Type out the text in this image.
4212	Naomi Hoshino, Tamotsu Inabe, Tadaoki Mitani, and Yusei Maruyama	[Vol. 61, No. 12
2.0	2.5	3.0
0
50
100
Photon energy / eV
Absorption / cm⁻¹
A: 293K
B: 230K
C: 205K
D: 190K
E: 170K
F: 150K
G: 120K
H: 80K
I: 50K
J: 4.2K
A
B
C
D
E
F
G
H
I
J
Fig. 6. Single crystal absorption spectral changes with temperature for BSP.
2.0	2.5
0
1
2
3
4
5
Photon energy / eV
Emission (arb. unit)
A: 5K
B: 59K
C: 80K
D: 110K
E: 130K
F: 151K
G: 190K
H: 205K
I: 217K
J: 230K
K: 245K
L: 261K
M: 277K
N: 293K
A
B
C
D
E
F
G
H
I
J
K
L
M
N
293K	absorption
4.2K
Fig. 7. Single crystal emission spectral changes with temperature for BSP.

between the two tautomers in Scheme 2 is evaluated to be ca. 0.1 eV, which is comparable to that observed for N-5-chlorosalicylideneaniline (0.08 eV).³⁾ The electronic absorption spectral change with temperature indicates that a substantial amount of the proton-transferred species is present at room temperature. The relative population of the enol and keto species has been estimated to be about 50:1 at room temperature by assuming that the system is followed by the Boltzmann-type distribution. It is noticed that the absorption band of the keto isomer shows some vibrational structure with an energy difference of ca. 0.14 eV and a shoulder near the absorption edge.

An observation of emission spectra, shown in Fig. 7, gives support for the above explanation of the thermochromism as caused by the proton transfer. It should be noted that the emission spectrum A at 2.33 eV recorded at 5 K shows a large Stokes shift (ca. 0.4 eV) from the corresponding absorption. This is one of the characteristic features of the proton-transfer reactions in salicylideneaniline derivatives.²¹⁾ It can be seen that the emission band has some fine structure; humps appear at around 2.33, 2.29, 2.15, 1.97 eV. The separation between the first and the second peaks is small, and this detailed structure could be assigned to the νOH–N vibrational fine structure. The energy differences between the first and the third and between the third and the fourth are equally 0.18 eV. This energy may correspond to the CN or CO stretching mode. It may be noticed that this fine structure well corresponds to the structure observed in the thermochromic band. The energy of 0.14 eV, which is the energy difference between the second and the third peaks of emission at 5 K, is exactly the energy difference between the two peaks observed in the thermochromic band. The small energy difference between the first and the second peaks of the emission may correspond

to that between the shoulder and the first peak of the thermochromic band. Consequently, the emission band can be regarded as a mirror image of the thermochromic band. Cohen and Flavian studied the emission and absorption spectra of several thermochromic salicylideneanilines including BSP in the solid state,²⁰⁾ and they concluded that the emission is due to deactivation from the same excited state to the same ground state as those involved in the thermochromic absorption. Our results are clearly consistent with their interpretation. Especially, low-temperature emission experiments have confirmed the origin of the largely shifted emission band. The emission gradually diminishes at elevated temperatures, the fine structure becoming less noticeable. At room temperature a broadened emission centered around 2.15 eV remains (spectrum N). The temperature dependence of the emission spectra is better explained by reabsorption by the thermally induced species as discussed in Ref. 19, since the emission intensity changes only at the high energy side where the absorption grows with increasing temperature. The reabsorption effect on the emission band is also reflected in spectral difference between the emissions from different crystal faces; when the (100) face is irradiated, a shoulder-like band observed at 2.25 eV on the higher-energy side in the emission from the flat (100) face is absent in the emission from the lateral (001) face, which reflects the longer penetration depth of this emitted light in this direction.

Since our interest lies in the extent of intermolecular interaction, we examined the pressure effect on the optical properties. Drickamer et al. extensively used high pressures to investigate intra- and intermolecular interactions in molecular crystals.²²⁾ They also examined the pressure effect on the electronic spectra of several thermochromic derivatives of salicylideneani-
----
= Problem to solve =
Reproduce the data, keeping every line exactly the same.

= Written reply =
Type out the text in this image.
4212	Naomi Hoshino, Tamotsu Inabe, Tadaoki Mitani, and Yusei Maruyama	[Vol. 61, No. 12
2.0	2.5	3.0
0
50
100
Photon energy / eV
Absorption / cm⁻¹
A: 293K
B: 230K
C: 205K
D: 190K
E: 170K
F: 150K
G: 120K
H: 80K
I: 50K
J: 4.2K
A
B
C
D
E
F
G
H
I
J
Fig. 6. Single crystal absorption spectral changes with temperature for BSP.
2.0	2.5
0
1
2
3
4
5
Photon energy / eV
Emission (arb. unit)
A: 5K
B: 59K
C: 80K
D: 110K
E: 130K
F: 151K
G: 190K
H: 205K
I: 217K
J: 230K
K: 245K
L: 261K
M: 277K
N: 293K
A
B
C
D
E
F
G
H
I
J
K
L
M
N
293K	absorption
4.2K
Fig. 7. Single crystal emission spectral changes with temperature for BSP.

between the two tautomers in Scheme 2 is evaluated to be ca. 0.1 eV, which is comparable to that observed for N-5-chlorosalicylideneaniline (0.08 eV).³⁾ The electronic absorption spectral change with temperature indicates that a substantial amount of the proton-transferred species is present at room temperature. The relative population of the enol and keto species has been estimated to be about 50:1 at room temperature by assuming that the system is followed by the Boltzmann-type distribution. It is noticed that the absorption band of the keto isomer shows some vibrational structure with an energy difference of ca. 0.14 eV and a shoulder near the absorption edge.

An observation of emission spectra, shown in Fig. 7, gives support for the above explanation of the thermochromism as caused by the proton transfer. It should be noted that the emission spectrum A at 2.33 eV recorded at 5 K shows a large Stokes shift (ca. 0.4 eV) from the corresponding absorption. This is one of the characteristic features of the proton-transfer reactions in salicylideneaniline derivatives.²¹⁾ It can be seen that the emission band has some fine structure; humps appear at around 2.33, 2.29, 2.15, 1.97 eV. The separation between the first and the second peaks is small, and this detailed structure could be assigned to the νOH–N vibrational fine structure. The energy differences between the first and the third and between the third and the fourth are equally 0.18 eV. This energy may correspond to the CN or CO stretching mode. It may be noticed that this fine structure well corresponds to the structure observed in the thermochromic band. The energy of 0.14 eV, which is the energy difference between the second and the third peaks of emission at 5 K, is exactly the energy difference between the two peaks observed in the thermochromic band. The small energy difference between the first and the second peaks of the emission may correspond

to that between the shoulder and the first peak of the thermochromic band. Consequently, the emission band can be regarded as a mirror image of the thermochromic band. Cohen and Flavian studied the emission and absorption spectra of several thermochromic salicylideneanilines including BSP in the solid state,²⁰⁾ and they concluded that the emission is due to deactivation from the same excited state to the same ground state as those involved in the thermochromic absorption. Our results are clearly consistent with their interpretation. Especially, low-temperature emission experiments have confirmed the origin of the largely shifted emission band. The emission gradually diminishes at elevated temperatures, the fine structure becoming less noticeable. At room temperature a broadened emission centered around 2.15 eV remains (spectrum N). The temperature dependence of the emission spectra is better explained by reabsorption by the thermally induced species as discussed in Ref. 19, since the emission intensity changes only at the high energy side where the absorption grows with increasing temperature. The reabsorption effect on the emission band is also reflected in spectral difference between the emissions from different crystal faces; when the (100) face is irradiated, a shoulder-like band observed at 2.25 eV on the higher-energy side in the emission from the flat (100) face is absent in the emission from the lateral (001) face, which reflects the longer penetration depth of this emitted light in this direction.

Since our interest lies in the extent of intermolecular interaction, we examined the pressure effect on the optical properties. Drickamer et al. extensively used high pressures to investigate intra- and intermolecular interactions in molecular crystals.²²⁾ They also examined the pressure effect on the electronic spectra of several thermochromic derivatives of salicylideneani-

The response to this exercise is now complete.